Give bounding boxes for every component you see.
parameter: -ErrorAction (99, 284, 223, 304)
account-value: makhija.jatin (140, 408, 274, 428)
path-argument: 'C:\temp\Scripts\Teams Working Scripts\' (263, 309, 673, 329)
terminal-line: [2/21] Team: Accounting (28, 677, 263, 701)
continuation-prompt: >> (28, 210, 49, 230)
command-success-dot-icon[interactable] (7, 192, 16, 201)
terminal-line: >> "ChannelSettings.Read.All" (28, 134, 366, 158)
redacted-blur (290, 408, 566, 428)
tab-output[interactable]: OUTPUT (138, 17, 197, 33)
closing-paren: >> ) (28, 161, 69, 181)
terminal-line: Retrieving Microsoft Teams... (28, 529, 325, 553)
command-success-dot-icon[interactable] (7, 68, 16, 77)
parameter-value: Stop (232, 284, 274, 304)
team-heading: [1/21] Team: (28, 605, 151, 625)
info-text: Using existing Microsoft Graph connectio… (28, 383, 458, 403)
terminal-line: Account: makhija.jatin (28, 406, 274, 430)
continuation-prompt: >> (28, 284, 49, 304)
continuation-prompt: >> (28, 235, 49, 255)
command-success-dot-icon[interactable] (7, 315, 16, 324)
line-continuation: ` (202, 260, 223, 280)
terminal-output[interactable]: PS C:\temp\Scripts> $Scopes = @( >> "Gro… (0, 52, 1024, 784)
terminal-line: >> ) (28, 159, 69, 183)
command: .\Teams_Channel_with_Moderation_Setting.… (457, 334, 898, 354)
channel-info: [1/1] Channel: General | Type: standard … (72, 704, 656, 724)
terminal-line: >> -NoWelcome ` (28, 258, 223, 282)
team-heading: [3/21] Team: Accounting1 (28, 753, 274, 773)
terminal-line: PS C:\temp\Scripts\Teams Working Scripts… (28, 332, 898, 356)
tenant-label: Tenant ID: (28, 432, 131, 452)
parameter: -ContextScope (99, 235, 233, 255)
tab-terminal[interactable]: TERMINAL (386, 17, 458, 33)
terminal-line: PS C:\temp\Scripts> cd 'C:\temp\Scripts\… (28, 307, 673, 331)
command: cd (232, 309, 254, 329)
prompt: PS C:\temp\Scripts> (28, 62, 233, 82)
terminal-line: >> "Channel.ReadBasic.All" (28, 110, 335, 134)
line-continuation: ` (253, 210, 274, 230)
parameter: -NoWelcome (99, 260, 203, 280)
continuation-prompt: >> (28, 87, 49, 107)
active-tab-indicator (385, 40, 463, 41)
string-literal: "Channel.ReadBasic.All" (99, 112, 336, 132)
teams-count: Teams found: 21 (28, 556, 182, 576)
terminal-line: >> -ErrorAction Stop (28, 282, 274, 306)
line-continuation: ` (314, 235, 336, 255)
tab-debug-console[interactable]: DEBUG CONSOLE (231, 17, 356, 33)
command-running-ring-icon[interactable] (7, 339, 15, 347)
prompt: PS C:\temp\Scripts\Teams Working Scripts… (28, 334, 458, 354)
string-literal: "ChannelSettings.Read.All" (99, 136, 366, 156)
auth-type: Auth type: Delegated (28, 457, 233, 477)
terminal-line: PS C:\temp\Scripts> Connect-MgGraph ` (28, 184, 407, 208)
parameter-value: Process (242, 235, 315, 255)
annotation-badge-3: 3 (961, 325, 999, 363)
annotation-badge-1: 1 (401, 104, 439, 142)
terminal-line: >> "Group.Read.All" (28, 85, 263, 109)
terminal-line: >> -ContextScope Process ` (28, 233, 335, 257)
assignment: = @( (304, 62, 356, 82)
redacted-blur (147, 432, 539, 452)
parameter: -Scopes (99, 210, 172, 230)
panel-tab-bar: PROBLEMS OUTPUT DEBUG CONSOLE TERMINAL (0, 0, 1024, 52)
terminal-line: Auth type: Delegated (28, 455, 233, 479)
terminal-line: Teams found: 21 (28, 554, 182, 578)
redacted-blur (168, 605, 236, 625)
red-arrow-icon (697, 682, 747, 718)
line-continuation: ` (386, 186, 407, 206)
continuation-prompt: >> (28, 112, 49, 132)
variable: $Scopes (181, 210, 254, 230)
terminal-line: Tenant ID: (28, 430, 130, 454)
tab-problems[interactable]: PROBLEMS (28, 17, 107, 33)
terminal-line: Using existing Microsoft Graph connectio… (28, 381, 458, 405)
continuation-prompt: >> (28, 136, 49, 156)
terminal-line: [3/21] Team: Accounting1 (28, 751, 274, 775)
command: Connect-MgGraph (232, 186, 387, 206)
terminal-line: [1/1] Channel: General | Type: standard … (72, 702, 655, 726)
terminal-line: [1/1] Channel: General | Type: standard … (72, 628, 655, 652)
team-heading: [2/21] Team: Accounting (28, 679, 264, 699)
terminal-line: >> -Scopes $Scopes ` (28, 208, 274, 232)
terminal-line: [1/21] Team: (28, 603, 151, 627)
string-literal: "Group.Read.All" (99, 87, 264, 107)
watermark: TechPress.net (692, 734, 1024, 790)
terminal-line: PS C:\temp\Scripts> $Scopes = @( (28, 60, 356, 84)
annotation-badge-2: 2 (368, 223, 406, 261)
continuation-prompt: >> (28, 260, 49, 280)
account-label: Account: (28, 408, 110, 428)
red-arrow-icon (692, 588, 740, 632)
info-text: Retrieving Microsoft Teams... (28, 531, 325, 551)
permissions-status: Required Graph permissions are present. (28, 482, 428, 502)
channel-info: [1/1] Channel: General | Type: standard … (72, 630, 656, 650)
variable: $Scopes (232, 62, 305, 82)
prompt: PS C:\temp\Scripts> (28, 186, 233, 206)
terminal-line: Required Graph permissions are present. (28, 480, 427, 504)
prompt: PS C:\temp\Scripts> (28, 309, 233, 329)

++++++

_Exercise objective_
Copy every line of the data above word for word, without changing anything.

_Task result_
Give bounding boxes for every component you see.
parameter: -ErrorAction (99, 284, 223, 304)
account-value: makhija.jatin (140, 408, 274, 428)
path-argument: 'C:\temp\Scripts\Teams Working Scripts\' (263, 309, 673, 329)
terminal-line: [2/21] Team: Accounting (28, 677, 263, 701)
continuation-prompt: >> (28, 210, 49, 230)
command-success-dot-icon[interactable] (7, 192, 16, 201)
terminal-line: >> "ChannelSettings.Read.All" (28, 134, 366, 158)
redacted-blur (290, 408, 566, 428)
tab-output[interactable]: OUTPUT (138, 17, 197, 33)
closing-paren: >> ) (28, 161, 69, 181)
terminal-line: Retrieving Microsoft Teams... (28, 529, 325, 553)
command-success-dot-icon[interactable] (7, 68, 16, 77)
parameter-value: Stop (232, 284, 274, 304)
team-heading: [1/21] Team: (28, 605, 151, 625)
info-text: Using existing Microsoft Graph connectio… (28, 383, 458, 403)
terminal-line: Account: makhija.jatin (28, 406, 274, 430)
continuation-prompt: >> (28, 284, 49, 304)
continuation-prompt: >> (28, 235, 49, 255)
command-success-dot-icon[interactable] (7, 315, 16, 324)
line-continuation: ` (202, 260, 223, 280)
terminal-output[interactable]: PS C:\temp\Scripts> $Scopes = @( >> "Gro… (0, 52, 1024, 784)
terminal-line: >> ) (28, 159, 69, 183)
command: .\Teams_Channel_with_Moderation_Setting.… (457, 334, 898, 354)
channel-info: [1/1] Channel: General | Type: standard … (72, 704, 656, 724)
terminal-line: >> -NoWelcome ` (28, 258, 223, 282)
team-heading: [3/21] Team: Accounting1 (28, 753, 274, 773)
terminal-line: PS C:\temp\Scripts\Teams Working Scripts… (28, 332, 898, 356)
tenant-label: Tenant ID: (28, 432, 131, 452)
parameter: -ContextScope (99, 235, 233, 255)
tab-terminal[interactable]: TERMINAL (386, 17, 458, 33)
terminal-line: PS C:\temp\Scripts> cd 'C:\temp\Scripts\… (28, 307, 673, 331)
command: cd (232, 309, 254, 329)
prompt: PS C:\temp\Scripts> (28, 62, 233, 82)
terminal-line: >> "Channel.ReadBasic.All" (28, 110, 335, 134)
line-continuation: ` (253, 210, 274, 230)
parameter: -NoWelcome (99, 260, 203, 280)
continuation-prompt: >> (28, 87, 49, 107)
active-tab-indicator (385, 40, 463, 41)
string-literal: "Channel.ReadBasic.All" (99, 112, 336, 132)
teams-count: Teams found: 21 (28, 556, 182, 576)
terminal-line: >> -ErrorAction Stop (28, 282, 274, 306)
line-continuation: ` (314, 235, 336, 255)
tab-debug-console[interactable]: DEBUG CONSOLE (231, 17, 356, 33)
command-running-ring-icon[interactable] (7, 339, 15, 347)
prompt: PS C:\temp\Scripts\Teams Working Scripts… (28, 334, 458, 354)
string-literal: "ChannelSettings.Read.All" (99, 136, 366, 156)
auth-type: Auth type: Delegated (28, 457, 233, 477)
terminal-line: PS C:\temp\Scripts> Connect-MgGraph ` (28, 184, 407, 208)
parameter-value: Process (242, 235, 315, 255)
annotation-badge-3: 3 (961, 325, 999, 363)
annotation-badge-1: 1 (401, 104, 439, 142)
terminal-line: >> "Group.Read.All" (28, 85, 263, 109)
terminal-line: >> -ContextScope Process ` (28, 233, 335, 257)
assignment: = @( (304, 62, 356, 82)
redacted-blur (147, 432, 539, 452)
parameter: -Scopes (99, 210, 172, 230)
panel-tab-bar: PROBLEMS OUTPUT DEBUG CONSOLE TERMINAL (0, 0, 1024, 52)
terminal-line: Auth type: Delegated (28, 455, 233, 479)
terminal-line: Teams found: 21 (28, 554, 182, 578)
redacted-blur (168, 605, 236, 625)
red-arrow-icon (697, 682, 747, 718)
line-continuation: ` (386, 186, 407, 206)
continuation-prompt: >> (28, 112, 49, 132)
variable: $Scopes (181, 210, 254, 230)
terminal-line: Tenant ID: (28, 430, 130, 454)
tab-problems[interactable]: PROBLEMS (28, 17, 107, 33)
terminal-line: Using existing Microsoft Graph connectio… (28, 381, 458, 405)
continuation-prompt: >> (28, 136, 49, 156)
terminal-line: [3/21] Team: Accounting1 (28, 751, 274, 775)
command: Connect-MgGraph (232, 186, 387, 206)
terminal-line: [1/1] Channel: General | Type: standard … (72, 702, 655, 726)
terminal-line: [1/1] Channel: General | Type: standard … (72, 628, 655, 652)
team-heading: [2/21] Team: Accounting (28, 679, 264, 699)
terminal-line: >> -Scopes $Scopes ` (28, 208, 274, 232)
terminal-line: [1/21] Team: (28, 603, 151, 627)
string-literal: "Group.Read.All" (99, 87, 264, 107)
watermark: TechPress.net (692, 734, 1024, 790)
terminal-line: PS C:\temp\Scripts> $Scopes = @( (28, 60, 356, 84)
annotation-badge-2: 2 (368, 223, 406, 261)
continuation-prompt: >> (28, 260, 49, 280)
account-label: Account: (28, 408, 110, 428)
red-arrow-icon (692, 588, 740, 632)
info-text: Retrieving Microsoft Teams... (28, 531, 325, 551)
permissions-status: Required Graph permissions are present. (28, 482, 428, 502)
channel-info: [1/1] Channel: General | Type: standard … (72, 630, 656, 650)
variable: $Scopes (232, 62, 305, 82)
prompt: PS C:\temp\Scripts> (28, 186, 233, 206)
terminal-line: Required Graph permissions are present. (28, 480, 427, 504)
prompt: PS C:\temp\Scripts> (28, 309, 233, 329)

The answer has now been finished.